Задача: Для какого взгляда, согласно приведённому отрывку о переживании и смысле, существуют вполне различимые переживания?

Приведённый отрывок:
-------------------------
Итак, вполне различимые переживания существуют лишь для обращенного назад взгляда. Лишь пережитое является ос­мысленным, но не переживание как процесс. Ведь смысл – не что иное, как достижение интенциональности, доступное лишь рефлексивному взгляду. В отношении завершенного пережи­вания приписывание в качестве предиката смысла является с не­обходимостью тривиальной, поскольку под «смыслом» в этой сфере не может пониматься ничего другого, кроме «обращения внимания», которое может осуществляться лишь примени­тельно к истекшему переживанию и никогда – к протекающему.
-------------------------
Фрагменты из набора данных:
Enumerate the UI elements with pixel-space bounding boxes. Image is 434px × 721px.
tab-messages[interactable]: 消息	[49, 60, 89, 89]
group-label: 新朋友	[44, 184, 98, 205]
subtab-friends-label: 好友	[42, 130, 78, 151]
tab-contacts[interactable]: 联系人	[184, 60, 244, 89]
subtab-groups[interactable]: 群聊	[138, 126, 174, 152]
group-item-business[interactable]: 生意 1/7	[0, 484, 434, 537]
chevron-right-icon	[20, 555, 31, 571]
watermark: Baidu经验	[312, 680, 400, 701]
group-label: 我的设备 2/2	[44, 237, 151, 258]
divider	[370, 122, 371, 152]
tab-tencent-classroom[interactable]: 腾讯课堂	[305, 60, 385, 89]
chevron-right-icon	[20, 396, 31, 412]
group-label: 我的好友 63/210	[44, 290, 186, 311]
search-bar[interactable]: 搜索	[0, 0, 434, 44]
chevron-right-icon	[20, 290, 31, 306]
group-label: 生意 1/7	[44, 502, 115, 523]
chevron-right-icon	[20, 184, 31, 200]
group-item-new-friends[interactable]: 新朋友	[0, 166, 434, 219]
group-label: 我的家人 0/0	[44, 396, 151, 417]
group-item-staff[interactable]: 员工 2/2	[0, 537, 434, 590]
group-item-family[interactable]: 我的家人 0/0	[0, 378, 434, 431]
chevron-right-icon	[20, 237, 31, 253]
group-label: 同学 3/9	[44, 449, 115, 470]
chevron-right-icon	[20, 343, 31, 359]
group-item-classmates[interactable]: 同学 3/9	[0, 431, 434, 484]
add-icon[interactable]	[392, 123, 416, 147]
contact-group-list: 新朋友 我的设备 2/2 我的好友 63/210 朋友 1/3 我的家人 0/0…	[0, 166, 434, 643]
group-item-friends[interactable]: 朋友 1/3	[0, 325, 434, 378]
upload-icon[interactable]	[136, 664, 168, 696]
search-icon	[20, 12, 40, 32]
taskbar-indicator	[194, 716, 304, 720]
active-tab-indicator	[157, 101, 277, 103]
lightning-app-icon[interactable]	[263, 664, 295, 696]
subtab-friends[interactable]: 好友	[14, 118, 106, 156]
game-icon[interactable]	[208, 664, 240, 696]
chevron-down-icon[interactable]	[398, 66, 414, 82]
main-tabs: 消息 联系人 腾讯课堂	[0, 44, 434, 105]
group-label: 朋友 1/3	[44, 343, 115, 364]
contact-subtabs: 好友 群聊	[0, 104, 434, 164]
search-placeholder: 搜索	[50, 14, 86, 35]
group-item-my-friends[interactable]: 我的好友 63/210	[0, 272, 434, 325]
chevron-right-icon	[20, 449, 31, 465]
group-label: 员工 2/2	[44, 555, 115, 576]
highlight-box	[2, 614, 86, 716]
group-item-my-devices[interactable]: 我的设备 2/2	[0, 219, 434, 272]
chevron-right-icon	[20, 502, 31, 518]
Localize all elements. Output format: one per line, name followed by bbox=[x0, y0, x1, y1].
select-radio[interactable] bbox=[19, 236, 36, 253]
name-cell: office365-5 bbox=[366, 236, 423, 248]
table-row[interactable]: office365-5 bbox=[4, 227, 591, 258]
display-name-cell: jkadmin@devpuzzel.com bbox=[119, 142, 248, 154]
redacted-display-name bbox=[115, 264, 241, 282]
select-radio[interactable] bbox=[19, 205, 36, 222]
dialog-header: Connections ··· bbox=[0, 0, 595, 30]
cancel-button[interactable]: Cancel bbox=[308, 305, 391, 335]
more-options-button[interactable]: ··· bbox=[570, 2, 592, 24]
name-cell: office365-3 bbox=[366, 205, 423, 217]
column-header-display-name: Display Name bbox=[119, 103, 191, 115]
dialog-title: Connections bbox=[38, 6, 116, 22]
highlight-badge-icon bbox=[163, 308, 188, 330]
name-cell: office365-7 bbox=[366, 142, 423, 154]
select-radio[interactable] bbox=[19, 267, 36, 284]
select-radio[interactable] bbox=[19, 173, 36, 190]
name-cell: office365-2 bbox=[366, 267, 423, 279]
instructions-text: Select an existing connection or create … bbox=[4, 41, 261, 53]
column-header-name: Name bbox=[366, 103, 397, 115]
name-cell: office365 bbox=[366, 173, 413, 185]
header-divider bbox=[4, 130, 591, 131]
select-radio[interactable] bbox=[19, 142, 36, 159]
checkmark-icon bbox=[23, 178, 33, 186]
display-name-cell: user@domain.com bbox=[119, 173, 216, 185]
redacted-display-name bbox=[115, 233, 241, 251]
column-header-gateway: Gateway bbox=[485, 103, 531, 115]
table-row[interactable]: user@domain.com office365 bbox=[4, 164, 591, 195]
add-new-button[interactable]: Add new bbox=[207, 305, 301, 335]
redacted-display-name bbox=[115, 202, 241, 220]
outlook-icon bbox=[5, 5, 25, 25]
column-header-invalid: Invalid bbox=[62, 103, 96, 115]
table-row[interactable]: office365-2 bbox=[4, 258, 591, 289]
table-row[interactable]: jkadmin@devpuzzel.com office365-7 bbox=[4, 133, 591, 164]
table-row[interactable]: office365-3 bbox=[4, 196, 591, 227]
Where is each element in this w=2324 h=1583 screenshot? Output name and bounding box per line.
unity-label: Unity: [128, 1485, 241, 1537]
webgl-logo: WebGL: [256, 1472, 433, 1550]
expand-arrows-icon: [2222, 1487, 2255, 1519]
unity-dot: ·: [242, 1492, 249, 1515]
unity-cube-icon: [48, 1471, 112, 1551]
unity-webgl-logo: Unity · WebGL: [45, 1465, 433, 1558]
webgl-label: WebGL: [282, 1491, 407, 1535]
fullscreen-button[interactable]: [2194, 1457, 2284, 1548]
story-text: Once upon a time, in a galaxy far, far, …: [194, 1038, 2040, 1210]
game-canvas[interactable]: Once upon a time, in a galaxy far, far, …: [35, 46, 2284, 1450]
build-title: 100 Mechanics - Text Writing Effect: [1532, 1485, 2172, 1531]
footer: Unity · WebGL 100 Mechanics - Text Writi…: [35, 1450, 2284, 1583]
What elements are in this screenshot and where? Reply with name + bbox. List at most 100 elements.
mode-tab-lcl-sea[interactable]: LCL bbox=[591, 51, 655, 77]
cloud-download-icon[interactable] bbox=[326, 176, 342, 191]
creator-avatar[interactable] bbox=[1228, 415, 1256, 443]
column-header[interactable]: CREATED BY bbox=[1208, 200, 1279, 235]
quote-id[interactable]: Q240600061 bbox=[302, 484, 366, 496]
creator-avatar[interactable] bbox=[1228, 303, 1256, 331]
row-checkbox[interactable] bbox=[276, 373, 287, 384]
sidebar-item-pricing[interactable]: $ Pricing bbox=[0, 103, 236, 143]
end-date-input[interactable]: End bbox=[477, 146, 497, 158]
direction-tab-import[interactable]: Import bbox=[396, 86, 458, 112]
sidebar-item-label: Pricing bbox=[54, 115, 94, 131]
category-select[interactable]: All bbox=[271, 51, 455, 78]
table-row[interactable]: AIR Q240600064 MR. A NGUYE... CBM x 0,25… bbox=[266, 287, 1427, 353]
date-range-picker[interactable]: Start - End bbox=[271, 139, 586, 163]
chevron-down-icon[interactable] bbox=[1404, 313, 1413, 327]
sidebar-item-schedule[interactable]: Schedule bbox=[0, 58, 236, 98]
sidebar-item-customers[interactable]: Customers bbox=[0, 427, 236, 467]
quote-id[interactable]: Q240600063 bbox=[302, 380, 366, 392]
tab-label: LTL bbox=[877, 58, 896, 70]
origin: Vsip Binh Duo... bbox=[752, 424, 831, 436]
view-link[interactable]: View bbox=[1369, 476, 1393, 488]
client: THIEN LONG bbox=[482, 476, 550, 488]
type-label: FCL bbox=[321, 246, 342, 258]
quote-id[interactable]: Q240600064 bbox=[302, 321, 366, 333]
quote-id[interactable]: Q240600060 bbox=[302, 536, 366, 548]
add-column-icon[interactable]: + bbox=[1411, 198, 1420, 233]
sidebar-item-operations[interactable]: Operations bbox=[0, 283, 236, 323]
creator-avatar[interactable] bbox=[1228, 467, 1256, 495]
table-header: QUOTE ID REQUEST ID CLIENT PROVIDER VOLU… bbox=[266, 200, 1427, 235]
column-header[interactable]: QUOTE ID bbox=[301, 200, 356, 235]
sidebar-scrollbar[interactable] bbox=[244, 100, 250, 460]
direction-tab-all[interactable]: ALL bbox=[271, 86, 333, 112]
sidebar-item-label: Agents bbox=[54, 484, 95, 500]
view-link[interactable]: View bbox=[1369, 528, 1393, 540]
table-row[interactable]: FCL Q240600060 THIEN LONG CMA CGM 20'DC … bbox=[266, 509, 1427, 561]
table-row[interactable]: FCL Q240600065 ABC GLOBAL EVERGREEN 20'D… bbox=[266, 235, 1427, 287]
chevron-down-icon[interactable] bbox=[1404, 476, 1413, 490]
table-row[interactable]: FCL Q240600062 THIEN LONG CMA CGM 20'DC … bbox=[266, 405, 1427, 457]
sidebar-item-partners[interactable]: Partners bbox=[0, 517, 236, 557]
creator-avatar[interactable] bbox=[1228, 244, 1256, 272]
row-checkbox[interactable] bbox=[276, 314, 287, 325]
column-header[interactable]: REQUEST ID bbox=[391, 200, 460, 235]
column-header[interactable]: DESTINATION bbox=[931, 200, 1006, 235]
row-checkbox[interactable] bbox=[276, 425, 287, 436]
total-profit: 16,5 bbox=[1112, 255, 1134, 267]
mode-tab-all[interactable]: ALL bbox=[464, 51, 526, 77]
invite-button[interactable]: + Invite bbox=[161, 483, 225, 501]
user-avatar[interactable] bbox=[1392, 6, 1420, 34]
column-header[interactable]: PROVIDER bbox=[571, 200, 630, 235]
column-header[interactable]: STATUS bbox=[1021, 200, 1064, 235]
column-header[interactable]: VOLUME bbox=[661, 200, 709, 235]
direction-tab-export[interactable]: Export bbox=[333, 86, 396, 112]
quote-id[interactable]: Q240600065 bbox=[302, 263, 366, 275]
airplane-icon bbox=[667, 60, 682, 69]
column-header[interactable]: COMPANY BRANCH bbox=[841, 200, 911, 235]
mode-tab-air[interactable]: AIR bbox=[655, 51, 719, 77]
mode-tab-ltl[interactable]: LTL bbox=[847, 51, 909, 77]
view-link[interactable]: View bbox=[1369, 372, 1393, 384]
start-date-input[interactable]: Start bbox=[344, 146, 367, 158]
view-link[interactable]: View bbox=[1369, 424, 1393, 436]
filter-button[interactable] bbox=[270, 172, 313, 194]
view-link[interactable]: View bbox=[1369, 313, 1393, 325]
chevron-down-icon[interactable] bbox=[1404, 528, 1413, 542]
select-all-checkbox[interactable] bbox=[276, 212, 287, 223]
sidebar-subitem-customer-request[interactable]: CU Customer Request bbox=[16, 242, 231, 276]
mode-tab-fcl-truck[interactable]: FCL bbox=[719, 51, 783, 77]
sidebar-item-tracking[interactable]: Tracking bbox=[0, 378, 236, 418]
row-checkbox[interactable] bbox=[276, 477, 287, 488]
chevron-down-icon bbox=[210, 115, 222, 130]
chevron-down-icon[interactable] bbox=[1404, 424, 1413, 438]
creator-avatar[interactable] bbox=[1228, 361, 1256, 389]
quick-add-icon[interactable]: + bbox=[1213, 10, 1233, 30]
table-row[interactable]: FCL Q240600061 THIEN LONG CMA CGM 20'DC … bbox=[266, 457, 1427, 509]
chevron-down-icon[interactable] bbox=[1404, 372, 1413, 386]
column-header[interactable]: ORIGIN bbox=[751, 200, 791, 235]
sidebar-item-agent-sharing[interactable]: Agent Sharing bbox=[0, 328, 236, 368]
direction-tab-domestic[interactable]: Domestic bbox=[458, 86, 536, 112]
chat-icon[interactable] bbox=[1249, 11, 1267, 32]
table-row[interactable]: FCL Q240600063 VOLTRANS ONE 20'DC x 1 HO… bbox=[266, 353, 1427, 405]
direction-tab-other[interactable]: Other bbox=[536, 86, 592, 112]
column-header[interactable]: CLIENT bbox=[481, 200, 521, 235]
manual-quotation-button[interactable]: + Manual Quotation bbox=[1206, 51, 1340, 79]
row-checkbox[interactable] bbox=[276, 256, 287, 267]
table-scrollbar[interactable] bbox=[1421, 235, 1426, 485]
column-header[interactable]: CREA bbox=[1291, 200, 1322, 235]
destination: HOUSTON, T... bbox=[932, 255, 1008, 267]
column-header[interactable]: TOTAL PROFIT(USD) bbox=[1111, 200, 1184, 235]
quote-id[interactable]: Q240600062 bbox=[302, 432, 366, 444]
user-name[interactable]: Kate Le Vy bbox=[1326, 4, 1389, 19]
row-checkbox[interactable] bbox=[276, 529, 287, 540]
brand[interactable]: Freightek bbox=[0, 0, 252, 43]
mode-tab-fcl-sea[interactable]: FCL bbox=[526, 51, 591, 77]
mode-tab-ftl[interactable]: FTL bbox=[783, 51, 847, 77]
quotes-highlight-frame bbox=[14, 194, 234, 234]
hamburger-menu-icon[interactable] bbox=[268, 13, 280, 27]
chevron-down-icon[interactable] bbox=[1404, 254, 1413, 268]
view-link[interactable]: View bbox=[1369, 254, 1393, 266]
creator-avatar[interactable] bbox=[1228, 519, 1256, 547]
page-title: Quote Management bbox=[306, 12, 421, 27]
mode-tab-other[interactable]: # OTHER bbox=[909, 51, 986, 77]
-------------------------
Решение ниже: Лишь для обращённого назад взгляда.